Fragmento para leer —

Y no será por falta de análisis. No estamos ante un caso de hegemonía médica desde la que se desatienden las necesidades «holísticas» de la población. En muchos casos, se han llevado a cabo investigaciones específicas y éstas han mostrado que las afirmaciones más concretas de los nutricionistas son, en realidad, incorrectas. El cuento de hadas de los antioxidantes es un buen ejemplo. Las prácticas dietéticas sensatas —aquellas que todos conocemos— mantienen su validez. Pero la complicación excesiva, injustificada e innecesaria en la que envuelven esos consejos dietéticos básicos es, a mi juicio, uno de los más graves delitos del movimiento nutricionista. Como ya he dicho, no creo que sea excesivo hablar de consumidores paralizados por la confusión ante las estanterías de los supermercados como una de sus consecuencias.

Pero es igual de probable que lo que tenga paralizados a estos últimos sea el miedo. Los médicos tal vez se ganaran justamente en su momento la mala fama de ser demasiado paternalistas, pero cuesta imaginar a ninguno de los del pasado siglo usando los métodos de consulta de McKeith como una táctica seria para inducir cambios en el estilo de vida de sus pacientes. Con McKeith, sin embargo, todos somos testigos de los tormentos a los que son sometidos sus sujetos hasta que rompen a llorar en pantalla, en un canal nacional de televisión: una lápida de chocolate sobre una tumba con el nombre de la persona inscrito en ella, una reprimenda a gritos en público a los obesos, etc. Como pose, es tan atractiva como telegénica y dirigida a generar todo un movimiento. Pero si miramos más allá de la teatralidad de esos programas televisivos sobre salud y hogar que tanto abundan en nuestras pequeñas pantallas, veremos que la evidencia empírica sugiere que, muy posiblemente, las campañas de alarmismo no hacen que las personas cambien sus comportamientos a largo plazo.

Contenido del material —
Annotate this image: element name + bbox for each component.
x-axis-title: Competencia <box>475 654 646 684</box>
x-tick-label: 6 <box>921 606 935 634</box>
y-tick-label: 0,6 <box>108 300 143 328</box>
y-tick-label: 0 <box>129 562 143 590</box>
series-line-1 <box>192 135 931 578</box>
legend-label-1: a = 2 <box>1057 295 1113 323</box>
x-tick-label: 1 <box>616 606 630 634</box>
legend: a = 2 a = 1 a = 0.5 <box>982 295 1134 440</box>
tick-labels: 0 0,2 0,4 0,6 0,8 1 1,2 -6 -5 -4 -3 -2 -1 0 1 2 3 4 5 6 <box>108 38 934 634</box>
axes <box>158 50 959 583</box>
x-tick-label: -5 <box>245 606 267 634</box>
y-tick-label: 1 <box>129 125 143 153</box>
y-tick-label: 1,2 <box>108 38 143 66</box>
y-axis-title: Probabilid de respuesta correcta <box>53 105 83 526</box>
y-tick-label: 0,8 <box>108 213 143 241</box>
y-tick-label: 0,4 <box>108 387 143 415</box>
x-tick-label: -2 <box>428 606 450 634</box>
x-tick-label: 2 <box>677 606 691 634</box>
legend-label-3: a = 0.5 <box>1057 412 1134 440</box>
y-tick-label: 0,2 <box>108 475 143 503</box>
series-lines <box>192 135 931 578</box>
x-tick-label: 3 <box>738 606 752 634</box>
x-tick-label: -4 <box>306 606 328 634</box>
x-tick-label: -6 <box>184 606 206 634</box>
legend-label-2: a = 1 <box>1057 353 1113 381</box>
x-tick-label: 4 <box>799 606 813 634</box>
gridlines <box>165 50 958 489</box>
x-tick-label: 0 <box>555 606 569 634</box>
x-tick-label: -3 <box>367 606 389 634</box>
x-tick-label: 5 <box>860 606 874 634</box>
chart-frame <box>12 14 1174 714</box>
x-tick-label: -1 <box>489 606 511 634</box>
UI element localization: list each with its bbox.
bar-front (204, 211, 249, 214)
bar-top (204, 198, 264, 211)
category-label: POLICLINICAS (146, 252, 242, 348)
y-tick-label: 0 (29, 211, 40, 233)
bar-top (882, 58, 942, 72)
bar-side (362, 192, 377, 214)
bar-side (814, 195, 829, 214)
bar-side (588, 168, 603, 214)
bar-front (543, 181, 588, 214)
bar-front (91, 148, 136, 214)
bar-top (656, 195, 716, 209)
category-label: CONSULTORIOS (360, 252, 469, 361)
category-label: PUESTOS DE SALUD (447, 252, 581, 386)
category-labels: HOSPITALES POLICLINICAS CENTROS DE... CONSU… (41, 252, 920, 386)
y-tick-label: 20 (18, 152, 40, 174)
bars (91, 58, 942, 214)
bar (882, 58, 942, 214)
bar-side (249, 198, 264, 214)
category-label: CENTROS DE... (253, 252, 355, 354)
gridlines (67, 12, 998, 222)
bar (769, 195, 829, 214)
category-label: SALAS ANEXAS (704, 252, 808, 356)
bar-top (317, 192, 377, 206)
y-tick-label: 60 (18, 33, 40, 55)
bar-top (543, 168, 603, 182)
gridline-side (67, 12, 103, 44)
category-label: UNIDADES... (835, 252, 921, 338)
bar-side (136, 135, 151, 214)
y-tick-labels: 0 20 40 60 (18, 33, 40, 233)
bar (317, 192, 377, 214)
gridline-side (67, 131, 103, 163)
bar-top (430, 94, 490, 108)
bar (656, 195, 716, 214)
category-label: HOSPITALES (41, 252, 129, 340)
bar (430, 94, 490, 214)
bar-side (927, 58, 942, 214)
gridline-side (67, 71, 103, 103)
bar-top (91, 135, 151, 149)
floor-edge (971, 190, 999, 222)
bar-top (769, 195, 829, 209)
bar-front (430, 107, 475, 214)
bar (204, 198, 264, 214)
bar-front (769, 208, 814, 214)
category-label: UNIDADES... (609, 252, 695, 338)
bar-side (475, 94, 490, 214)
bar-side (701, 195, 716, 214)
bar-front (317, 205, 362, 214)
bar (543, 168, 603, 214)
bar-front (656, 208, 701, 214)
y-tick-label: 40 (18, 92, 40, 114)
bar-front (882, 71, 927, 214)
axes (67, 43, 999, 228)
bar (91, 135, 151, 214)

Tareas por realizar —
1. Indica si cada afirmación coincide con el fragmento sobre el movimiento nutricionista. Responde sí o no y cita literalmente las palabras del fragmento que lo deciden.
(a) Las investigaciones específicas han confirmado que las afirmaciones más concretas de los nutricionistas son correctas.
(b) Las prácticas dietéticas sensatas siguen siendo válidas.
(c) La evidencia empírica indica que las campañas de alarmismo logran cambios de comportamiento a largo plazo.
2. Prosigue el fragmento sobre el movimiento nutricionista a partir de su última oración.

Resultados por tarea —
1.
(a) No: «han mostrado que las afirmaciones más concretas de los nutricionistas son, en realidad, incorrectas».
(b) Sí: «Las prácticas dietéticas sensatas —aquellas que todos conocemos— mantienen su validez».
(c) No: «la evidencia empírica sugiere que, muy posiblemente, las campañas de alarmismo no hacen que las personas cambien sus comportamientos a largo plazo».

2.
¿Qué pueden hacer ustedes al respecto? Ahí está el problema. El mensaje más importante que hay que interiorizar respecto a la dieta y la salud es que, si alguien se expresa con un tono de certeza absoluta al hablar de estos temas, les estará diciendo algo básicamente incorrecto, pues las pruebas de causas y efectos en este ámbito son casi siempre débiles y circunstanciales, y los cambios de la dieta de individuos concretos pueden no tener relación alguna con los problemas que se desean tratar.

¿Cuál es la mejor evidencia empírica posible a propósito de los beneficios relacionados con el cambio en la dieta de una persona en concreto? Ha habido ensayos controlados y aleatorizados (aquellos en los que se reúne a un grupo nutrido de personas, se les modifica la dieta y, posteriormente se comparan los indicadores de salud observados tras dicho cambio con los de las personas de otro grupo), pero éstos suelen mostrar resultados muy decepcionantes.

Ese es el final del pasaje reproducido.